-- START INPUT DATA --

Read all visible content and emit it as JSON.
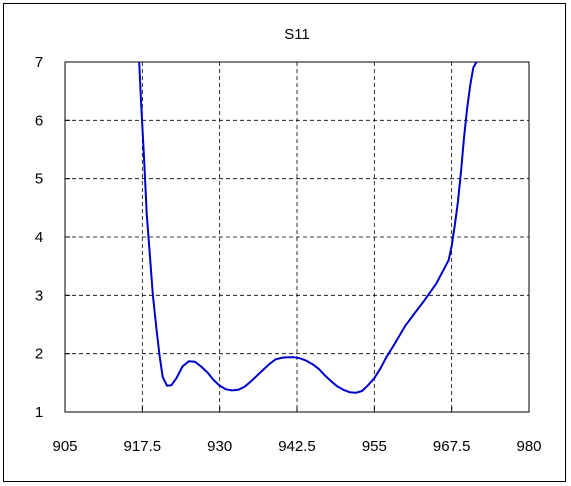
{
  "chart_data": {
    "type": "line",
    "title": "S11",
    "xlabel": "",
    "ylabel": "",
    "xlim": [
      905,
      980
    ],
    "ylim": [
      1,
      7
    ],
    "xticks": [
      "905",
      "917.5",
      "930",
      "942.5",
      "955",
      "967.5",
      "980"
    ],
    "yticks": [
      "1",
      "2",
      "3",
      "4",
      "5",
      "6",
      "7"
    ],
    "grid": true,
    "series": [
      {
        "color": "#0000cc",
        "x": [
          917,
          917.3,
          917.8,
          918.2,
          918.7,
          919.2,
          919.8,
          920.3,
          920.8,
          921.5,
          922.2,
          923.0,
          924.0,
          925.0,
          926.0,
          927.0,
          928.0,
          929.0,
          930.0,
          931.0,
          932.0,
          933.0,
          934.0,
          935.0,
          936.0,
          937.0,
          938.0,
          939.0,
          940.0,
          941.0,
          942.0,
          943.0,
          944.0,
          945.0,
          946.0,
          947.0,
          948.0,
          949.0,
          950.0,
          951.0,
          952.0,
          953.0,
          954.0,
          955.0,
          956.0,
          957.0,
          958.0,
          959.0,
          960.0,
          961.0,
          962.0,
          963.0,
          964.0,
          965.0,
          966.0,
          967.0,
          967.5,
          968.0,
          968.5,
          969.0,
          969.5,
          970.0,
          970.5,
          971.0,
          971.5
        ],
        "y": [
          7.0,
          6.3,
          5.3,
          4.4,
          3.7,
          3.0,
          2.4,
          1.95,
          1.6,
          1.45,
          1.46,
          1.58,
          1.78,
          1.87,
          1.86,
          1.78,
          1.68,
          1.55,
          1.45,
          1.39,
          1.37,
          1.38,
          1.43,
          1.52,
          1.62,
          1.72,
          1.82,
          1.9,
          1.93,
          1.94,
          1.94,
          1.92,
          1.88,
          1.82,
          1.74,
          1.63,
          1.53,
          1.44,
          1.38,
          1.34,
          1.33,
          1.36,
          1.46,
          1.58,
          1.75,
          1.95,
          2.12,
          2.3,
          2.48,
          2.62,
          2.76,
          2.9,
          3.05,
          3.2,
          3.4,
          3.6,
          3.85,
          4.2,
          4.6,
          5.1,
          5.7,
          6.2,
          6.6,
          6.9,
          7.0
        ]
      }
    ]
  }
}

-- END INPUT DATA --

All records must be output exactly as they are, except for the pictures, which are left out.

OUTPUT ->
Read all visible content and emit it as JSON.
{
  "chart_data": {
    "type": "line",
    "title": "S11",
    "xlabel": "",
    "ylabel": "",
    "xlim": [
      905,
      980
    ],
    "ylim": [
      1,
      7
    ],
    "xticks": [
      "905",
      "917.5",
      "930",
      "942.5",
      "955",
      "967.5",
      "980"
    ],
    "yticks": [
      "1",
      "2",
      "3",
      "4",
      "5",
      "6",
      "7"
    ],
    "grid": true,
    "series": [
      {
        "color": "#0000cc",
        "x": [
          917,
          917.3,
          917.8,
          918.2,
          918.7,
          919.2,
          919.8,
          920.3,
          920.8,
          921.5,
          922.2,
          923.0,
          924.0,
          925.0,
          926.0,
          927.0,
          928.0,
          929.0,
          930.0,
          931.0,
          932.0,
          933.0,
          934.0,
          935.0,
          936.0,
          937.0,
          938.0,
          939.0,
          940.0,
          941.0,
          942.0,
          943.0,
          944.0,
          945.0,
          946.0,
          947.0,
          948.0,
          949.0,
          950.0,
          951.0,
          952.0,
          953.0,
          954.0,
          955.0,
          956.0,
          957.0,
          958.0,
          959.0,
          960.0,
          961.0,
          962.0,
          963.0,
          964.0,
          965.0,
          966.0,
          967.0,
          967.5,
          968.0,
          968.5,
          969.0,
          969.5,
          970.0,
          970.5,
          971.0,
          971.5
        ],
        "y": [
          7.0,
          6.3,
          5.3,
          4.4,
          3.7,
          3.0,
          2.4,
          1.95,
          1.6,
          1.45,
          1.46,
          1.58,
          1.78,
          1.87,
          1.86,
          1.78,
          1.68,
          1.55,
          1.45,
          1.39,
          1.37,
          1.38,
          1.43,
          1.52,
          1.62,
          1.72,
          1.82,
          1.9,
          1.93,
          1.94,
          1.94,
          1.92,
          1.88,
          1.82,
          1.74,
          1.63,
          1.53,
          1.44,
          1.38,
          1.34,
          1.33,
          1.36,
          1.46,
          1.58,
          1.75,
          1.95,
          2.12,
          2.3,
          2.48,
          2.62,
          2.76,
          2.9,
          3.05,
          3.2,
          3.4,
          3.6,
          3.85,
          4.2,
          4.6,
          5.1,
          5.7,
          6.2,
          6.6,
          6.9,
          7.0
        ]
      }
    ]
  }
}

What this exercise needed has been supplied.